## Text passage:
Investor adviser ShareSoc has called for more power for individual shareholders and a binding vote on executive remuneration, as part of its submission to a Parliamentary consultation on UK corporate governance.
ShareSoc also called for companies to publish CEO-employee pay ratios going back ten years and backed a proposal for shareholder committees. However, it said the committees should include an individual shareholder. Votes on remuneration should be binding, ShareSoc said.
As part of its commentary, ShareSoc said large institutional shareholders have “failed” to provide stewardship.
In its submission to the consultation run by the House of Commons business committee, Sharesoc said: “Individual investors do not have effective power to curb directors’ pay. Fund managers, who are merely intermediaries in the ownership chain, have usurped this power: but have patently failed to provide effective stewardship.
“They are responsible for creating many of the current problems, yet to date seem to have avoided blame. Why should we expect them to suddenly change their behaviour?
“It is time for a strong input from government and regulators of the London Stock Exchange to change the framework in which we are currently operating. The goal should be to get more power back to the ultimate investors and hence make capitalism work for everyone.”
ShareSoc said ten years of pay ratios would create the right long-term focus on pay.
It added the current advisory vote on remuneration was “ineffective”.

## Task statement:
Rewrite the ShareSoc text from "In its submission" to "focus on pay.", replacing "Fund managers" with "Asset managers".

## Dataset records:
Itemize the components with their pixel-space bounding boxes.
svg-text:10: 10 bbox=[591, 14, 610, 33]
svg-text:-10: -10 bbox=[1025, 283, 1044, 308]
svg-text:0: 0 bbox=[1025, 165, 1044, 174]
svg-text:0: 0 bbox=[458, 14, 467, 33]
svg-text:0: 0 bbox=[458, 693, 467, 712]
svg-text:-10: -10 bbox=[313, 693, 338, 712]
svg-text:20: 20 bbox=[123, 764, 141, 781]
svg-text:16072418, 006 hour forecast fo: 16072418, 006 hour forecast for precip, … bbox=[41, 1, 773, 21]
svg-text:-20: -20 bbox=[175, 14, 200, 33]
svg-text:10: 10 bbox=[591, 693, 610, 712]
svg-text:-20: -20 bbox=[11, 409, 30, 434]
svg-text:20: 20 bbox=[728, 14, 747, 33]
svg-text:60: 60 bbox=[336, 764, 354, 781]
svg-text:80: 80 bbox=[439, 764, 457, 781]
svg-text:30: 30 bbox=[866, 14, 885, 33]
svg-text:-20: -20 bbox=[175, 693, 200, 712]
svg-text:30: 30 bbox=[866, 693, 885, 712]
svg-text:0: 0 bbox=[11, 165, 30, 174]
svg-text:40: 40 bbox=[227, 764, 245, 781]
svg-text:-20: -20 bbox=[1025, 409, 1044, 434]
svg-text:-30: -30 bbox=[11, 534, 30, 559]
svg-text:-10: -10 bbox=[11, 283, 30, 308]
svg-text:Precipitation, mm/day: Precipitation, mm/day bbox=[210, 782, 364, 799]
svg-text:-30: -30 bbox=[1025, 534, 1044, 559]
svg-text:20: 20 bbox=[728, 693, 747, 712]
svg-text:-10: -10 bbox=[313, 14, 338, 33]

## Task answer:
In its submission to the consultation run by the House of Commons business committee, Sharesoc said: “Individual investors do not have effective power to curb directors’ pay. Asset managers, who are merely intermediaries in the ownership chain, have usurped this power: but have patently failed to provide effective stewardship.
“They are responsible for creating many of the current problems, yet to date seem to have avoided blame. Why should we expect them to suddenly change their behaviour?
“It is time for a strong input from government and regulators of the London Stock Exchange to change the framework in which we are currently operating. The goal should be to get more power back to the ultimate investors and hence make capitalism work for everyone.”
ShareSoc said ten years of pay ratios would create the right long-term focus on pay.